--- Start of Dataset ---

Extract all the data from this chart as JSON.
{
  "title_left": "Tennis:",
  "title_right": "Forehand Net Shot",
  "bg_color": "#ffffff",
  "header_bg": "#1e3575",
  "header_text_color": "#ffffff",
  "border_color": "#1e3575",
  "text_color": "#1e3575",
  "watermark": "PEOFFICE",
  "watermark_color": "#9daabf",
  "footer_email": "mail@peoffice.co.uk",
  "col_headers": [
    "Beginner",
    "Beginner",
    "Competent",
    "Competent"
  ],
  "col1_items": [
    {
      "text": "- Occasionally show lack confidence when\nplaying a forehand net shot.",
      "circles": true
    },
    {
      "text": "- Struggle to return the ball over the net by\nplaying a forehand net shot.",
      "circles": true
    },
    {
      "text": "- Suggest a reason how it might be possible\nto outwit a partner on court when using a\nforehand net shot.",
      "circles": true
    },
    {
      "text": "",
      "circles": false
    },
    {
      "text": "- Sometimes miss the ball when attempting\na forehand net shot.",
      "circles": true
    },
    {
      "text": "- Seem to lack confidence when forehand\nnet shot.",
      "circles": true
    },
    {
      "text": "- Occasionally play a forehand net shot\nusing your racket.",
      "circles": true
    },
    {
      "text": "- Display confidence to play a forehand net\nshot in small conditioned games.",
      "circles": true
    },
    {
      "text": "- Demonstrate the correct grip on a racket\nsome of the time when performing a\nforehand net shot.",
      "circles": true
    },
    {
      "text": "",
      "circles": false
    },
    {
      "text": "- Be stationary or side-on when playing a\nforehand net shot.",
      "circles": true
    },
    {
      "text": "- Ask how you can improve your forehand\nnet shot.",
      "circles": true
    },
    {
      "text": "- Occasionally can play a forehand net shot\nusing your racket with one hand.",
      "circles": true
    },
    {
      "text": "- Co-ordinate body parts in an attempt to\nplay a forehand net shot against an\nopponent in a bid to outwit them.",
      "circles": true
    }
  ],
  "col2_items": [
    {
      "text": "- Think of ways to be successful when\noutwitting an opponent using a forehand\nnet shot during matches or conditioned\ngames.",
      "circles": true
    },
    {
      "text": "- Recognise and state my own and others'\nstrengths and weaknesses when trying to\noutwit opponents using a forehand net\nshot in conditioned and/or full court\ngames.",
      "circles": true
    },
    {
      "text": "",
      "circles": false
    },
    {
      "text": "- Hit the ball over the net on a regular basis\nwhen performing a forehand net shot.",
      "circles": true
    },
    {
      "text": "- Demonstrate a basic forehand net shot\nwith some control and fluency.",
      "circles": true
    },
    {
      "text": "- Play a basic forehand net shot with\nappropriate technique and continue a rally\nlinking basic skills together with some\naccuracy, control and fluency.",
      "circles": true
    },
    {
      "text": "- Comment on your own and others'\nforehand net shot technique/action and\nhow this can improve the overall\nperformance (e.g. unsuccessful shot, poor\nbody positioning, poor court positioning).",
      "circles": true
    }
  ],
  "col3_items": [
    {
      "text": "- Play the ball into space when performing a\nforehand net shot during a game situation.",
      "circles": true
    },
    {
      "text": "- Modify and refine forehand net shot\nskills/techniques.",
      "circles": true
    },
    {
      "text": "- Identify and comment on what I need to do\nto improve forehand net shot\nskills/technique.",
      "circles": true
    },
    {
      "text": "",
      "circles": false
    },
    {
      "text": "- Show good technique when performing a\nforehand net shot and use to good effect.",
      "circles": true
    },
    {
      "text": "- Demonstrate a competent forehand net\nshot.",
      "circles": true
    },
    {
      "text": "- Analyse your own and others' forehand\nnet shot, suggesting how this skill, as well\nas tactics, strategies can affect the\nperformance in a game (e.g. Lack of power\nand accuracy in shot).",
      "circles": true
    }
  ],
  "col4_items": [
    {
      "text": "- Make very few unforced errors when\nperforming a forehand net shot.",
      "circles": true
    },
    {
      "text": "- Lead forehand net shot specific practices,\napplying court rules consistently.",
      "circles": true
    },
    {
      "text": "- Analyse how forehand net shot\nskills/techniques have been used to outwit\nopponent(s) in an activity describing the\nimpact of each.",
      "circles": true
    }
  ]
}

--- End of Dataset ---

Exercise
Every line of the data above should be copied exactly.

Result below
Extract all the data from this chart as JSON.
{
  "title_left": "Tennis:",
  "title_right": "Forehand Net Shot",
  "bg_color": "#ffffff",
  "header_bg": "#1e3575",
  "header_text_color": "#ffffff",
  "border_color": "#1e3575",
  "text_color": "#1e3575",
  "watermark": "PEOFFICE",
  "watermark_color": "#9daabf",
  "footer_email": "mail@peoffice.co.uk",
  "col_headers": [
    "Beginner",
    "Beginner",
    "Competent",
    "Competent"
  ],
  "col1_items": [
    {
      "text": "- Occasionally show lack confidence when\nplaying a forehand net shot.",
      "circles": true
    },
    {
      "text": "- Struggle to return the ball over the net by\nplaying a forehand net shot.",
      "circles": true
    },
    {
      "text": "- Suggest a reason how it might be possible\nto outwit a partner on court when using a\nforehand net shot.",
      "circles": true
    },
    {
      "text": "",
      "circles": false
    },
    {
      "text": "- Sometimes miss the ball when attempting\na forehand net shot.",
      "circles": true
    },
    {
      "text": "- Seem to lack confidence when forehand\nnet shot.",
      "circles": true
    },
    {
      "text": "- Occasionally play a forehand net shot\nusing your racket.",
      "circles": true
    },
    {
      "text": "- Display confidence to play a forehand net\nshot in small conditioned games.",
      "circles": true
    },
    {
      "text": "- Demonstrate the correct grip on a racket\nsome of the time when performing a\nforehand net shot.",
      "circles": true
    },
    {
      "text": "",
      "circles": false
    },
    {
      "text": "- Be stationary or side-on when playing a\nforehand net shot.",
      "circles": true
    },
    {
      "text": "- Ask how you can improve your forehand\nnet shot.",
      "circles": true
    },
    {
      "text": "- Occasionally can play a forehand net shot\nusing your racket with one hand.",
      "circles": true
    },
    {
      "text": "- Co-ordinate body parts in an attempt to\nplay a forehand net shot against an\nopponent in a bid to outwit them.",
      "circles": true
    }
  ],
  "col2_items": [
    {
      "text": "- Think of ways to be successful when\noutwitting an opponent using a forehand\nnet shot during matches or conditioned\ngames.",
      "circles": true
    },
    {
      "text": "- Recognise and state my own and others'\nstrengths and weaknesses when trying to\noutwit opponents using a forehand net\nshot in conditioned and/or full court\ngames.",
      "circles": true
    },
    {
      "text": "",
      "circles": false
    },
    {
      "text": "- Hit the ball over the net on a regular basis\nwhen performing a forehand net shot.",
      "circles": true
    },
    {
      "text": "- Demonstrate a basic forehand net shot\nwith some control and fluency.",
      "circles": true
    },
    {
      "text": "- Play a basic forehand net shot with\nappropriate technique and continue a rally\nlinking basic skills together with some\naccuracy, control and fluency.",
      "circles": true
    },
    {
      "text": "- Comment on your own and others'\nforehand net shot technique/action and\nhow this can improve the overall\nperformance (e.g. unsuccessful shot, poor\nbody positioning, poor court positioning).",
      "circles": true
    }
  ],
  "col3_items": [
    {
      "text": "- Play the ball into space when performing a\nforehand net shot during a game situation.",
      "circles": true
    },
    {
      "text": "- Modify and refine forehand net shot\nskills/techniques.",
      "circles": true
    },
    {
      "text": "- Identify and comment on what I need to do\nto improve forehand net shot\nskills/technique.",
      "circles": true
    },
    {
      "text": "",
      "circles": false
    },
    {
      "text": "- Show good technique when performing a\nforehand net shot and use to good effect.",
      "circles": true
    },
    {
      "text": "- Demonstrate a competent forehand net\nshot.",
      "circles": true
    },
    {
      "text": "- Analyse your own and others' forehand\nnet shot, suggesting how this skill, as well\nas tactics, strategies can affect the\nperformance in a game (e.g. Lack of power\nand accuracy in shot).",
      "circles": true
    }
  ],
  "col4_items": [
    {
      "text": "- Make very few unforced errors when\nperforming a forehand net shot.",
      "circles": true
    },
    {
      "text": "- Lead forehand net shot specific practices,\napplying court rules consistently.",
      "circles": true
    },
    {
      "text": "- Analyse how forehand net shot\nskills/techniques have been used to outwit\nopponent(s) in an activity describing the\nimpact of each.",
      "circles": true
    }
  ]
}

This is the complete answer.